Directions:
Only the pictures are left out: repeat the rest of the entries exactly.

┌─ The records

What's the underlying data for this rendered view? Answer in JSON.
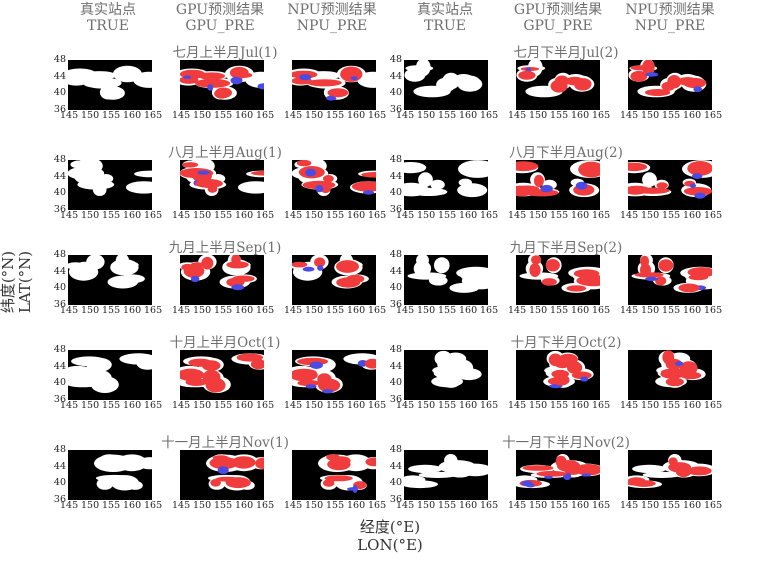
{
  "headers": [
    {
      "line1": "真实站点",
      "line2": "TRUE"
    },
    {
      "line1": "GPU预测结果",
      "line2": "GPU_PRE"
    },
    {
      "line1": "NPU预测结果",
      "line2": "NPU_PRE"
    },
    {
      "line1": "真实站点",
      "line2": "TRUE"
    },
    {
      "line1": "GPU预测结果",
      "line2": "GPU_PRE"
    },
    {
      "line1": "NPU预测结果",
      "line2": "NPU_PRE"
    }
  ],
  "axes": {
    "ylabel_cn": "纬度(°N)",
    "ylabel_en": "LAT(°N)",
    "xlabel_cn": "经度(°E)",
    "xlabel_en": "LON(°E)",
    "xticks": [
      "145",
      "150",
      "155",
      "160",
      "165"
    ],
    "yticks": [
      "48",
      "44",
      "40",
      "36"
    ]
  },
  "colors": {
    "background": "#000000",
    "true_region": "#ffffff",
    "red": "#f03c3c",
    "blue": "#4a4ae6"
  },
  "chart_data": {
    "type": "heatmap",
    "xlim": [
      145,
      165
    ],
    "ylim": [
      36,
      48
    ],
    "rows": [
      {
        "left_title": "七月上半月Jul(1)",
        "right_title": "七月下半月Jul(2)"
      },
      {
        "left_title": "八月上半月Aug(1)",
        "right_title": "八月下半月Aug(2)"
      },
      {
        "left_title": "九月上半月Sep(1)",
        "right_title": "九月下半月Sep(2)"
      },
      {
        "left_title": "十月上半月Oct(1)",
        "right_title": "十月下半月Oct(2)"
      },
      {
        "left_title": "十一月上半月Nov(1)",
        "right_title": "十一月下半月Nov(2)"
      }
    ]
  }
}
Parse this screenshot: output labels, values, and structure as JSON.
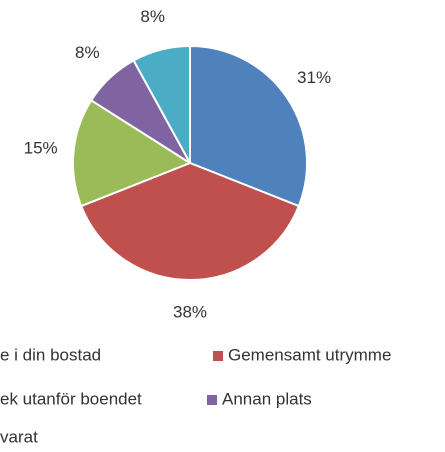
{
  "chart_data": {
    "type": "pie",
    "categories": [
      "e i din bostad",
      "Gemensamt utrymme",
      "ek utanför boendet",
      "Annan plats",
      "varat"
    ],
    "values": [
      31,
      38,
      15,
      8,
      8
    ],
    "value_labels": [
      "31%",
      "38%",
      "15%",
      "8%",
      "8%"
    ],
    "colors": [
      "#4f81bd",
      "#c0504d",
      "#9bbb59",
      "#8064a2",
      "#4bacc6"
    ],
    "legend": "bottom"
  }
}
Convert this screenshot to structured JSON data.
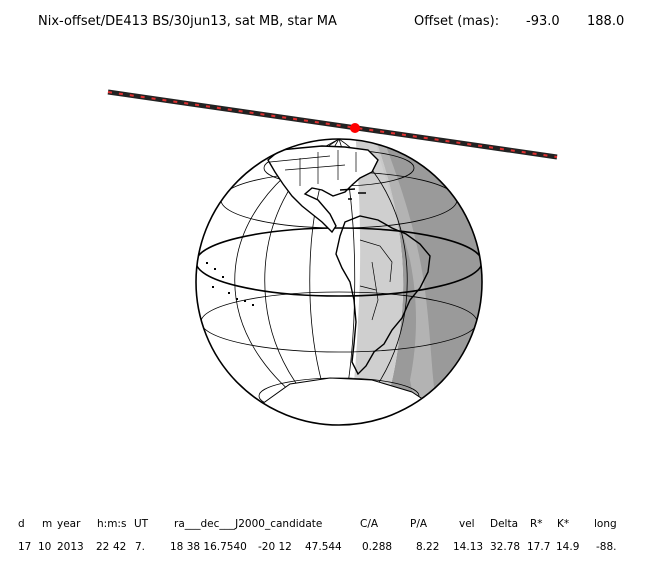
{
  "header": {
    "title": "Nix-offset/DE413 BS/30jun13, sat MB, star MA",
    "offset_label": "Offset (mas):",
    "offset_x": "-93.0",
    "offset_y": "188.0"
  },
  "table": {
    "headers": [
      "d",
      "m",
      "year",
      "h:m:s",
      "UT",
      "ra___dec___J2000_candidate",
      "C/A",
      "P/A",
      "vel",
      "Delta",
      "R*",
      "K*",
      "long"
    ],
    "values": [
      "17",
      "10",
      "2013",
      "22",
      "42",
      "7.",
      "18 38 16.7540",
      "-20 12",
      "47.544",
      "0.288",
      "8.22",
      "14.13",
      "32.78",
      "17.7",
      "14.9",
      "-88."
    ]
  },
  "colors": {
    "track": "#222222",
    "track_dash": "#e03030",
    "closest_point": "#ff0000",
    "penumbra": "#cfcfcf",
    "night": "#9a9a9a"
  }
}
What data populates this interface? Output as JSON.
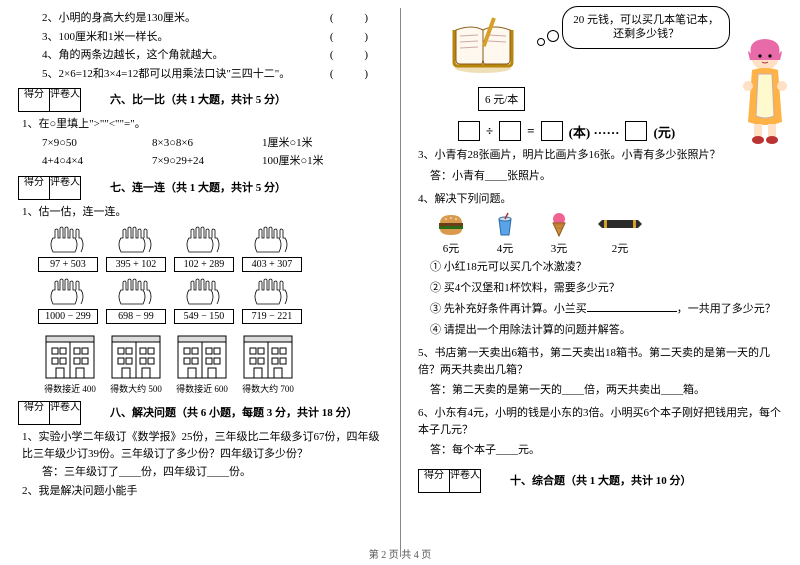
{
  "left": {
    "tf": [
      {
        "n": "2、",
        "t": "小明的身高大约是130厘米。"
      },
      {
        "n": "3、",
        "t": "100厘米和1米一样长。"
      },
      {
        "n": "4、",
        "t": "角的两条边越长，这个角就越大。"
      },
      {
        "n": "5、",
        "t": "2×6=12和3×4=12都可以用乘法口诀\"三四十二\"。"
      }
    ],
    "paren": "(   )",
    "score_a": "得分",
    "score_b": "评卷人",
    "sec6": "六、比一比（共 1 大题，共计 5 分）",
    "p6_1": "1、在○里填上\">\"\"<\"\"=\"。",
    "p6_rows": [
      [
        "7×9○50",
        "8×3○8×6",
        "1厘米○1米"
      ],
      [
        "4+4○4×4",
        "7×9○29+24",
        "100厘米○1米"
      ]
    ],
    "sec7": "七、连一连（共 1 大题，共计 5 分）",
    "p7_1": "1、估一估，连一连。",
    "hands1": [
      "97 + 503",
      "395 + 102",
      "102 + 289",
      "403 + 307"
    ],
    "hands2": [
      "1000 − 299",
      "698 − 99",
      "549 − 150",
      "719 − 221"
    ],
    "builds": [
      "得数接近 400",
      "得数大约 500",
      "得数接近 600",
      "得数大约 700"
    ],
    "sec8": "八、解决问题（共 6 小题，每题 3 分，共计 18 分）",
    "p8_1": "1、实验小学二年级订《数学报》25份，三年级比二年级多订67份，四年级比三年级少订39份。三年级订了多少份？四年级订多少份？",
    "p8_1a": "答：三年级订了____份，四年级订____份。",
    "p8_2": "2、我是解决问题小能手"
  },
  "right": {
    "bubble_l1": "20 元钱，可以买几本笔记本，",
    "bubble_l2": "还剩多少钱？",
    "price": "6 元/本",
    "eq_parts": [
      "÷",
      "=",
      "(本) ······",
      "(元)"
    ],
    "q3": "3、小青有28张画片，明片比画片多16张。小青有多少张照片？",
    "q3a": "答：小青有____张照片。",
    "q4": "4、解决下列问题。",
    "foods": [
      {
        "p": "6元"
      },
      {
        "p": "4元"
      },
      {
        "p": "3元"
      },
      {
        "p": "2元"
      }
    ],
    "q4_1": "① 小红18元可以买几个冰激凌？",
    "q4_2": "② 买4个汉堡和1杯饮料，需要多少元？",
    "q4_3a": "③ 先补充好条件再计算。小兰买",
    "q4_3b": "，一共用了多少元？",
    "q4_4": "④ 请提出一个用除法计算的问题并解答。",
    "q5": "5、书店第一天卖出6箱书，第二天卖出18箱书。第二天卖的是第一天的几倍？两天共卖出几箱？",
    "q5a": "答：第二天卖的是第一天的____倍，两天共卖出____箱。",
    "q6": "6、小东有4元，小明的钱是小东的3倍。小明买6个本子刚好把钱用完，每个本子几元？",
    "q6a": "答：每个本子____元。",
    "sec10": "十、综合题（共 1 大题，共计 10 分）",
    "score_a": "得分",
    "score_b": "评卷人"
  },
  "footer": "第 2 页  共 4 页",
  "colors": {
    "notebook_cover": "#b8860b",
    "notebook_page": "#fff8ee",
    "girl_hair": "#e86aa8",
    "girl_dress": "#ffb347",
    "girl_apron": "#fffacd",
    "burger_top": "#d99a4e",
    "burger_mid": "#6b3e1a",
    "drink_cup": "#5aa3e8",
    "ice_cone": "#d38b3d",
    "ice_ball": "#f06292",
    "candy_wrap": "#2b2b2b",
    "candy_band": "#d4a027"
  }
}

└─

Output of the task:
What's the underlying data for this rendered view? Answer in JSON.
{
  "headers": [
    {
      "line1": "真实站点",
      "line2": "TRUE"
    },
    {
      "line1": "GPU预测结果",
      "line2": "GPU_PRE"
    },
    {
      "line1": "NPU预测结果",
      "line2": "NPU_PRE"
    },
    {
      "line1": "真实站点",
      "line2": "TRUE"
    },
    {
      "line1": "GPU预测结果",
      "line2": "GPU_PRE"
    },
    {
      "line1": "NPU预测结果",
      "line2": "NPU_PRE"
    }
  ],
  "axes": {
    "ylabel_cn": "纬度(°N)",
    "ylabel_en": "LAT(°N)",
    "xlabel_cn": "经度(°E)",
    "xlabel_en": "LON(°E)",
    "xticks": [
      "145",
      "150",
      "155",
      "160",
      "165"
    ],
    "yticks": [
      "48",
      "44",
      "40",
      "36"
    ]
  },
  "colors": {
    "background": "#000000",
    "true_region": "#ffffff",
    "red": "#f03c3c",
    "blue": "#4a4ae6"
  },
  "chart_data": {
    "type": "heatmap",
    "xlim": [
      145,
      165
    ],
    "ylim": [
      36,
      48
    ],
    "rows": [
      {
        "left_title": "七月上半月Jul(1)",
        "right_title": "七月下半月Jul(2)"
      },
      {
        "left_title": "八月上半月Aug(1)",
        "right_title": "八月下半月Aug(2)"
      },
      {
        "left_title": "九月上半月Sep(1)",
        "right_title": "九月下半月Sep(2)"
      },
      {
        "left_title": "十月上半月Oct(1)",
        "right_title": "十月下半月Oct(2)"
      },
      {
        "left_title": "十一月上半月Nov(1)",
        "right_title": "十一月下半月Nov(2)"
      }
    ]
  }
}
Parse this screenshot: output labels, values, and structure as JSON.
{
  "chart_data": {
    "type": "pie",
    "categories": [
      "e i din bostad",
      "Gemensamt utrymme",
      "ek utanför boendet",
      "Annan plats",
      "varat"
    ],
    "values": [
      31,
      38,
      15,
      8,
      8
    ],
    "value_labels": [
      "31%",
      "38%",
      "15%",
      "8%",
      "8%"
    ],
    "colors": [
      "#4f81bd",
      "#c0504d",
      "#9bbb59",
      "#8064a2",
      "#4bacc6"
    ],
    "legend": "bottom"
  }
}
Convert this screenshot to structured JSON data.
{
  "header": {
    "title": "Nix-offset/DE413 BS/30jun13, sat MB, star MA",
    "offset_label": "Offset (mas):",
    "offset_x": "-93.0",
    "offset_y": "188.0"
  },
  "table": {
    "headers": [
      "d",
      "m",
      "year",
      "h:m:s",
      "UT",
      "ra___dec___J2000_candidate",
      "C/A",
      "P/A",
      "vel",
      "Delta",
      "R*",
      "K*",
      "long"
    ],
    "values": [
      "17",
      "10",
      "2013",
      "22",
      "42",
      "7.",
      "18 38 16.7540",
      "-20 12",
      "47.544",
      "0.288",
      "8.22",
      "14.13",
      "32.78",
      "17.7",
      "14.9",
      "-88."
    ]
  },
  "colors": {
    "track": "#222222",
    "track_dash": "#e03030",
    "closest_point": "#ff0000",
    "penumbra": "#cfcfcf",
    "night": "#9a9a9a"
  }
}
What data populates this interface? Output as JSON.
{
  "left": {
    "tf": [
      {
        "n": "2、",
        "t": "小明的身高大约是130厘米。"
      },
      {
        "n": "3、",
        "t": "100厘米和1米一样长。"
      },
      {
        "n": "4、",
        "t": "角的两条边越长，这个角就越大。"
      },
      {
        "n": "5、",
        "t": "2×6=12和3×4=12都可以用乘法口诀\"三四十二\"。"
      }
    ],
    "paren": "(   )",
    "score_a": "得分",
    "score_b": "评卷人",
    "sec6": "六、比一比（共 1 大题，共计 5 分）",
    "p6_1": "1、在○里填上\">\"\"<\"\"=\"。",
    "p6_rows": [
      [
        "7×9○50",
        "8×3○8×6",
        "1厘米○1米"
      ],
      [
        "4+4○4×4",
        "7×9○29+24",
        "100厘米○1米"
      ]
    ],
    "sec7": "七、连一连（共 1 大题，共计 5 分）",
    "p7_1": "1、估一估，连一连。",
    "hands1": [
      "97 + 503",
      "395 + 102",
      "102 + 289",
      "403 + 307"
    ],
    "hands2": [
      "1000 − 299",
      "698 − 99",
      "549 − 150",
      "719 − 221"
    ],
    "builds": [
      "得数接近 400",
      "得数大约 500",
      "得数接近 600",
      "得数大约 700"
    ],
    "sec8": "八、解决问题（共 6 小题，每题 3 分，共计 18 分）",
    "p8_1": "1、实验小学二年级订《数学报》25份，三年级比二年级多订67份，四年级比三年级少订39份。三年级订了多少份？四年级订多少份？",
    "p8_1a": "答：三年级订了____份，四年级订____份。",
    "p8_2": "2、我是解决问题小能手"
  },
  "right": {
    "bubble_l1": "20 元钱，可以买几本笔记本，",
    "bubble_l2": "还剩多少钱？",
    "price": "6 元/本",
    "eq_parts": [
      "÷",
      "=",
      "(本) ······",
      "(元)"
    ],
    "q3": "3、小青有28张画片，明片比画片多16张。小青有多少张照片？",
    "q3a": "答：小青有____张照片。",
    "q4": "4、解决下列问题。",
    "foods": [
      {
        "p": "6元"
      },
      {
        "p": "4元"
      },
      {
        "p": "3元"
      },
      {
        "p": "2元"
      }
    ],
    "q4_1": "① 小红18元可以买几个冰激凌？",
    "q4_2": "② 买4个汉堡和1杯饮料，需要多少元？",
    "q4_3a": "③ 先补充好条件再计算。小兰买",
    "q4_3b": "，一共用了多少元？",
    "q4_4": "④ 请提出一个用除法计算的问题并解答。",
    "q5": "5、书店第一天卖出6箱书，第二天卖出18箱书。第二天卖的是第一天的几倍？两天共卖出几箱？",
    "q5a": "答：第二天卖的是第一天的____倍，两天共卖出____箱。",
    "q6": "6、小东有4元，小明的钱是小东的3倍。小明买6个本子刚好把钱用完，每个本子几元？",
    "q6a": "答：每个本子____元。",
    "sec10": "十、综合题（共 1 大题，共计 10 分）",
    "score_a": "得分",
    "score_b": "评卷人"
  },
  "footer": "第 2 页  共 4 页",
  "colors": {
    "notebook_cover": "#b8860b",
    "notebook_page": "#fff8ee",
    "girl_hair": "#e86aa8",
    "girl_dress": "#ffb347",
    "girl_apron": "#fffacd",
    "burger_top": "#d99a4e",
    "burger_mid": "#6b3e1a",
    "drink_cup": "#5aa3e8",
    "ice_cone": "#d38b3d",
    "ice_ball": "#f06292",
    "candy_wrap": "#2b2b2b",
    "candy_band": "#d4a027"
  }
}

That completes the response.